◆ **DATA RECORDS**

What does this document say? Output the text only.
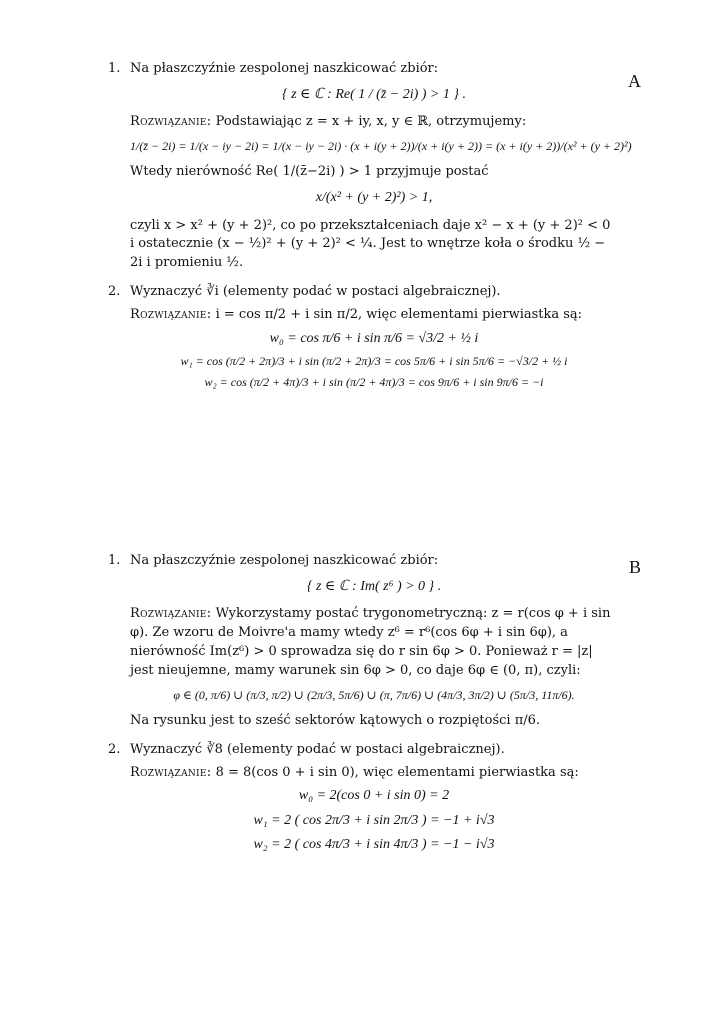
A
1. Na płaszczyźnie zespolonej naszkicować zbiór:

{ z ∈ ℂ : Re( 1 / (z̄ − 2i) ) > 1 } .

Rozwiązanie: Podstawiając z = x + iy, x, y ∈ ℝ, otrzymujemy:

1/(z̄ − 2i) = 1/(x − iy − 2i) = 1/(x − iy − 2i) · (x + i(y + 2))/(x + i(y + 2)) = (x + i(y + 2))/(x² + (y + 2)²)

Wtedy nierówność Re( 1/(z̄−2i) ) > 1 przyjmuje postać

x/(x² + (y + 2)²) > 1,

czyli x > x² + (y + 2)², co po przekształceniach daje x² − x + (y + 2)² < 0 i ostatecznie (x − ½)² + (y + 2)² < ¼. Jest to wnętrze koła o środku ½ − 2i i promieniu ½.

2. Wyznaczyć ∛i (elementy podać w postaci algebraicznej).

Rozwiązanie: i = cos π/2 + i sin π/2, więc elementami pierwiastka są:

w₀ = cos π/6 + i sin π/6 = √3/2 + ½ i
w₁ = cos (π/2 + 2π)/3 + i sin (π/2 + 2π)/3 = cos 5π/6 + i sin 5π/6 = −√3/2 + ½ i
w₂ = cos (π/2 + 4π)/3 + i sin (π/2 + 4π)/3 = cos 9π/6 + i sin 9π/6 = −i
B
1. Na płaszczyźnie zespolonej naszkicować zbiór:

{ z ∈ ℂ : Im( z⁶ ) > 0 } .

Rozwiązanie: Wykorzystamy postać trygonometryczną: z = r(cos φ + i sin φ). Ze wzoru de Moivre'a mamy wtedy z⁶ = r⁶(cos 6φ + i sin 6φ), a nierówność Im(z⁶) > 0 sprowadza się do r sin 6φ > 0. Ponieważ r = |z| jest nieujemne, mamy warunek sin 6φ > 0, co daje 6φ ∈ (0, π), czyli:

φ ∈ (0, π/6) ∪ (π/3, π/2) ∪ (2π/3, 5π/6) ∪ (π, 7π/6) ∪ (4π/3, 3π/2) ∪ (5π/3, 11π/6).

Na rysunku jest to sześć sektorów kątowych o rozpiętości π/6.

2. Wyznaczyć ∛8 (elementy podać w postaci algebraicznej).

Rozwiązanie: 8 = 8(cos 0 + i sin 0), więc elementami pierwiastka są:

w₀ = 2(cos 0 + i sin 0) = 2
w₁ = 2 ( cos 2π/3 + i sin 2π/3 ) = −1 + i√3
w₂ = 2 ( cos 4π/3 + i sin 4π/3 ) = −1 − i√3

◆ **SET EXERCISE**
Scan the lines above for "Wyznaczyć", then copy every one that has it.

◆ **SOLUTION**
2. Wyznaczyć ∛i (elementy podać w postaci algebraicznej).
2. Wyznaczyć ∛8 (elementy podać w postaci algebraicznej).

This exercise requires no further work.